>> Start DATA LINES
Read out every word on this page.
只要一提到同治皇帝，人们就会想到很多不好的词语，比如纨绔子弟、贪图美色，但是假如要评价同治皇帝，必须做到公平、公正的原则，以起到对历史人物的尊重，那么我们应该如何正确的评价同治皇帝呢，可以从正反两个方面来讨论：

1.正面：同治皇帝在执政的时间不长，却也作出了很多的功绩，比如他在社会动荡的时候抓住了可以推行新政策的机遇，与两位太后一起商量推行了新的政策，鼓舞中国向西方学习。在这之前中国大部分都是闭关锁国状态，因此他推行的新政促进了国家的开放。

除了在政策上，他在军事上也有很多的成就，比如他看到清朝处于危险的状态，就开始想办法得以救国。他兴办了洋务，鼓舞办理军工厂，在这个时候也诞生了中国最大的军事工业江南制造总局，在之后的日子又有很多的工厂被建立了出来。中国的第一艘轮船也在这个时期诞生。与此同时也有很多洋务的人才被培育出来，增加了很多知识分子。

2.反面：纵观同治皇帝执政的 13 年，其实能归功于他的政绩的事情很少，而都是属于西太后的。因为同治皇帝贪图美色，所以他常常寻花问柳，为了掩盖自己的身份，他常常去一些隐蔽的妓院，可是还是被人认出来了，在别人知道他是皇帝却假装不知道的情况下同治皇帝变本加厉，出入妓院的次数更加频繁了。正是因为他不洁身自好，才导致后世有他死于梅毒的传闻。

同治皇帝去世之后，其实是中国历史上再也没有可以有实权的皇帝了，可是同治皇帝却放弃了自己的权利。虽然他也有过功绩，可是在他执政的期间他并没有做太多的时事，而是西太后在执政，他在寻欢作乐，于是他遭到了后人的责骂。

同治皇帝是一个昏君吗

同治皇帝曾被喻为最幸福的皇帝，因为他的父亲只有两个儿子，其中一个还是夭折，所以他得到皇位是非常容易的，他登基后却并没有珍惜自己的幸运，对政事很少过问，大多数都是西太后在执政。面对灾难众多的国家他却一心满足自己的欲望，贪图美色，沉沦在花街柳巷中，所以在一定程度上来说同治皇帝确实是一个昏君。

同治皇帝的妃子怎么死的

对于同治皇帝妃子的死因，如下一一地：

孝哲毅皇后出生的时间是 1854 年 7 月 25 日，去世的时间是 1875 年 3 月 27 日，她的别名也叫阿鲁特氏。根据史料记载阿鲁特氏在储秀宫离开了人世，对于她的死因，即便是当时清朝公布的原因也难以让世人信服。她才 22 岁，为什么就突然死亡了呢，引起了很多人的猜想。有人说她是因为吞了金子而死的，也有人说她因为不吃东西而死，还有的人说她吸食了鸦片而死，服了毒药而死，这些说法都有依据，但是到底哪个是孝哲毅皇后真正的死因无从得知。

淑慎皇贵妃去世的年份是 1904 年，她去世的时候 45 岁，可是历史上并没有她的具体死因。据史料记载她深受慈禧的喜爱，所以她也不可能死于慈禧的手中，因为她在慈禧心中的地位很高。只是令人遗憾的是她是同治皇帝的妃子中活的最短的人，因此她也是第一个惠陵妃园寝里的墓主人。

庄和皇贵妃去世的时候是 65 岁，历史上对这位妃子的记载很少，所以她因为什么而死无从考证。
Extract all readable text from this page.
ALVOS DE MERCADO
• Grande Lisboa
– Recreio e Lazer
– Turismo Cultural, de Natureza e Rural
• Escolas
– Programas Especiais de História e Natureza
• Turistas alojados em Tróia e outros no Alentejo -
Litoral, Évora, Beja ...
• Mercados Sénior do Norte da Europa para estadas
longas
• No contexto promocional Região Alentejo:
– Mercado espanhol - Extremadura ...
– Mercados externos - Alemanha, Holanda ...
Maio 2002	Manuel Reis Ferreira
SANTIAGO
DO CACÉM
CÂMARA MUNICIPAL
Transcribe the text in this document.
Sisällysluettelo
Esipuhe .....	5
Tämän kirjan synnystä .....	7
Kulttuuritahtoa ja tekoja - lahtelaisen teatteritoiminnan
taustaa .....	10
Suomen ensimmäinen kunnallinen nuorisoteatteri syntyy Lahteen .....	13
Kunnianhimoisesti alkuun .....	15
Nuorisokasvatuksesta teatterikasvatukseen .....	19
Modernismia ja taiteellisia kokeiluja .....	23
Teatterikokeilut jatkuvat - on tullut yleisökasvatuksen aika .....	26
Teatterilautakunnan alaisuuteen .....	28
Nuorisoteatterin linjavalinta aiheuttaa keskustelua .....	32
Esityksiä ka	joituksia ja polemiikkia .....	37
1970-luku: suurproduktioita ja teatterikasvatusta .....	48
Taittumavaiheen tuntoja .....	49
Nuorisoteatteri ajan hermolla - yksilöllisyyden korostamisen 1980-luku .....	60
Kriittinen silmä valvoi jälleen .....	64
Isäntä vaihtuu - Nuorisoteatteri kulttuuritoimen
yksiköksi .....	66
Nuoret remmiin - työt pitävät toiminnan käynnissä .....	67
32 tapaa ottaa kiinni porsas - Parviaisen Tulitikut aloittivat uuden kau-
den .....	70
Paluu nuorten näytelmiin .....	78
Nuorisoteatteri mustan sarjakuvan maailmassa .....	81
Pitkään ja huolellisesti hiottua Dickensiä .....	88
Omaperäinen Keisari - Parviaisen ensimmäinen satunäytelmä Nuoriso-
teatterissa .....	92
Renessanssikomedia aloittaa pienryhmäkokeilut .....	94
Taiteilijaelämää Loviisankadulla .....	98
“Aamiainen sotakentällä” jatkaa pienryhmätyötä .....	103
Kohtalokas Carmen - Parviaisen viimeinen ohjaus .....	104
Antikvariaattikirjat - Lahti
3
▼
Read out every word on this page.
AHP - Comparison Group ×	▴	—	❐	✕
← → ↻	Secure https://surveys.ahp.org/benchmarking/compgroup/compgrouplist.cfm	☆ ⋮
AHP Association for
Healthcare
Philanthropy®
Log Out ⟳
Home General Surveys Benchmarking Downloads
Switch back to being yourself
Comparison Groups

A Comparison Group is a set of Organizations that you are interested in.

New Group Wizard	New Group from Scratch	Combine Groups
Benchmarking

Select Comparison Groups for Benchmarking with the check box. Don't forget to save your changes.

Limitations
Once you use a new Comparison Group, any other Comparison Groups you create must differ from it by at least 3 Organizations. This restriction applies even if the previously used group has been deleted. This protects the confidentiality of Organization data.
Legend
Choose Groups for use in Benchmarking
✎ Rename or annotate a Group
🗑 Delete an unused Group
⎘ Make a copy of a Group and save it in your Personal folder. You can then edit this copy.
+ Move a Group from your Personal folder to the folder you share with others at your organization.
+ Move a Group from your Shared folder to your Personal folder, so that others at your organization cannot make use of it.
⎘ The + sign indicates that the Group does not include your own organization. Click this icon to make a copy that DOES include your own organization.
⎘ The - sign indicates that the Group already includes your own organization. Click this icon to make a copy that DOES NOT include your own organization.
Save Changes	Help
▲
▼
>> End DATA LINES
--- PROBLEM DETAILS ---
Every line above should be retyped exactly as given.

--- REPLY ---
Read out every word on this page.
只要一提到同治皇帝，人们就会想到很多不好的词语，比如纨绔子弟、贪图美色，但是假如要评价同治皇帝，必须做到公平、公正的原则，以起到对历史人物的尊重，那么我们应该如何正确的评价同治皇帝呢，可以从正反两个方面来讨论：

1.正面：同治皇帝在执政的时间不长，却也作出了很多的功绩，比如他在社会动荡的时候抓住了可以推行新政策的机遇，与两位太后一起商量推行了新的政策，鼓舞中国向西方学习。在这之前中国大部分都是闭关锁国状态，因此他推行的新政促进了国家的开放。

除了在政策上，他在军事上也有很多的成就，比如他看到清朝处于危险的状态，就开始想办法得以救国。他兴办了洋务，鼓舞办理军工厂，在这个时候也诞生了中国最大的军事工业江南制造总局，在之后的日子又有很多的工厂被建立了出来。中国的第一艘轮船也在这个时期诞生。与此同时也有很多洋务的人才被培育出来，增加了很多知识分子。

2.反面：纵观同治皇帝执政的 13 年，其实能归功于他的政绩的事情很少，而都是属于西太后的。因为同治皇帝贪图美色，所以他常常寻花问柳，为了掩盖自己的身份，他常常去一些隐蔽的妓院，可是还是被人认出来了，在别人知道他是皇帝却假装不知道的情况下同治皇帝变本加厉，出入妓院的次数更加频繁了。正是因为他不洁身自好，才导致后世有他死于梅毒的传闻。

同治皇帝去世之后，其实是中国历史上再也没有可以有实权的皇帝了，可是同治皇帝却放弃了自己的权利。虽然他也有过功绩，可是在他执政的期间他并没有做太多的时事，而是西太后在执政，他在寻欢作乐，于是他遭到了后人的责骂。

同治皇帝是一个昏君吗

同治皇帝曾被喻为最幸福的皇帝，因为他的父亲只有两个儿子，其中一个还是夭折，所以他得到皇位是非常容易的，他登基后却并没有珍惜自己的幸运，对政事很少过问，大多数都是西太后在执政。面对灾难众多的国家他却一心满足自己的欲望，贪图美色，沉沦在花街柳巷中，所以在一定程度上来说同治皇帝确实是一个昏君。

同治皇帝的妃子怎么死的

对于同治皇帝妃子的死因，如下一一地：

孝哲毅皇后出生的时间是 1854 年 7 月 25 日，去世的时间是 1875 年 3 月 27 日，她的别名也叫阿鲁特氏。根据史料记载阿鲁特氏在储秀宫离开了人世，对于她的死因，即便是当时清朝公布的原因也难以让世人信服。她才 22 岁，为什么就突然死亡了呢，引起了很多人的猜想。有人说她是因为吞了金子而死的，也有人说她因为不吃东西而死，还有的人说她吸食了鸦片而死，服了毒药而死，这些说法都有依据，但是到底哪个是孝哲毅皇后真正的死因无从得知。

淑慎皇贵妃去世的年份是 1904 年，她去世的时候 45 岁，可是历史上并没有她的具体死因。据史料记载她深受慈禧的喜爱，所以她也不可能死于慈禧的手中，因为她在慈禧心中的地位很高。只是令人遗憾的是她是同治皇帝的妃子中活的最短的人，因此她也是第一个惠陵妃园寝里的墓主人。

庄和皇贵妃去世的时候是 65 岁，历史上对这位妃子的记载很少，所以她因为什么而死无从考证。
Extract all readable text from this page.
ALVOS DE MERCADO
• Grande Lisboa
– Recreio e Lazer
– Turismo Cultural, de Natureza e Rural
• Escolas
– Programas Especiais de História e Natureza
• Turistas alojados em Tróia e outros no Alentejo -
Litoral, Évora, Beja ...
• Mercados Sénior do Norte da Europa para estadas
longas
• No contexto promocional Região Alentejo:
– Mercado espanhol - Extremadura ...
– Mercados externos - Alemanha, Holanda ...
Maio 2002	Manuel Reis Ferreira
SANTIAGO
DO CACÉM
CÂMARA MUNICIPAL
Transcribe the text in this document.
Sisällysluettelo
Esipuhe .....	5
Tämän kirjan synnystä .....	7
Kulttuuritahtoa ja tekoja - lahtelaisen teatteritoiminnan
taustaa .....	10
Suomen ensimmäinen kunnallinen nuorisoteatteri syntyy Lahteen .....	13
Kunnianhimoisesti alkuun .....	15
Nuorisokasvatuksesta teatterikasvatukseen .....	19
Modernismia ja taiteellisia kokeiluja .....	23
Teatterikokeilut jatkuvat - on tullut yleisökasvatuksen aika .....	26
Teatterilautakunnan alaisuuteen .....	28
Nuorisoteatterin linjavalinta aiheuttaa keskustelua .....	32
Esityksiä ka	joituksia ja polemiikkia .....	37
1970-luku: suurproduktioita ja teatterikasvatusta .....	48
Taittumavaiheen tuntoja .....	49
Nuorisoteatteri ajan hermolla - yksilöllisyyden korostamisen 1980-luku .....	60
Kriittinen silmä valvoi jälleen .....	64
Isäntä vaihtuu - Nuorisoteatteri kulttuuritoimen
yksiköksi .....	66
Nuoret remmiin - työt pitävät toiminnan käynnissä .....	67
32 tapaa ottaa kiinni porsas - Parviaisen Tulitikut aloittivat uuden kau-
den .....	70
Paluu nuorten näytelmiin .....	78
Nuorisoteatteri mustan sarjakuvan maailmassa .....	81
Pitkään ja huolellisesti hiottua Dickensiä .....	88
Omaperäinen Keisari - Parviaisen ensimmäinen satunäytelmä Nuoriso-
teatterissa .....	92
Renessanssikomedia aloittaa pienryhmäkokeilut .....	94
Taiteilijaelämää Loviisankadulla .....	98
“Aamiainen sotakentällä” jatkaa pienryhmätyötä .....	103
Kohtalokas Carmen - Parviaisen viimeinen ohjaus .....	104
Antikvariaattikirjat - Lahti
3
▼
Read out every word on this page.
AHP - Comparison Group ×	▴	—	❐	✕
← → ↻	Secure https://surveys.ahp.org/benchmarking/compgroup/compgrouplist.cfm	☆ ⋮
AHP Association for
Healthcare
Philanthropy®
Log Out ⟳
Home General Surveys Benchmarking Downloads
Switch back to being yourself
Comparison Groups

A Comparison Group is a set of Organizations that you are interested in.

New Group Wizard	New Group from Scratch	Combine Groups
Benchmarking

Select Comparison Groups for Benchmarking with the check box. Don't forget to save your changes.

Limitations
Once you use a new Comparison Group, any other Comparison Groups you create must differ from it by at least 3 Organizations. This restriction applies even if the previously used group has been deleted. This protects the confidentiality of Organization data.
Legend
Choose Groups for use in Benchmarking
✎ Rename or annotate a Group
🗑 Delete an unused Group
⎘ Make a copy of a Group and save it in your Personal folder. You can then edit this copy.
+ Move a Group from your Personal folder to the folder you share with others at your organization.
+ Move a Group from your Shared folder to your Personal folder, so that others at your organization cannot make use of it.
⎘ The + sign indicates that the Group does not include your own organization. Click this icon to make a copy that DOES include your own organization.
⎘ The - sign indicates that the Group already includes your own organization. Click this icon to make a copy that DOES NOT include your own organization.
Save Changes	Help
▲
▼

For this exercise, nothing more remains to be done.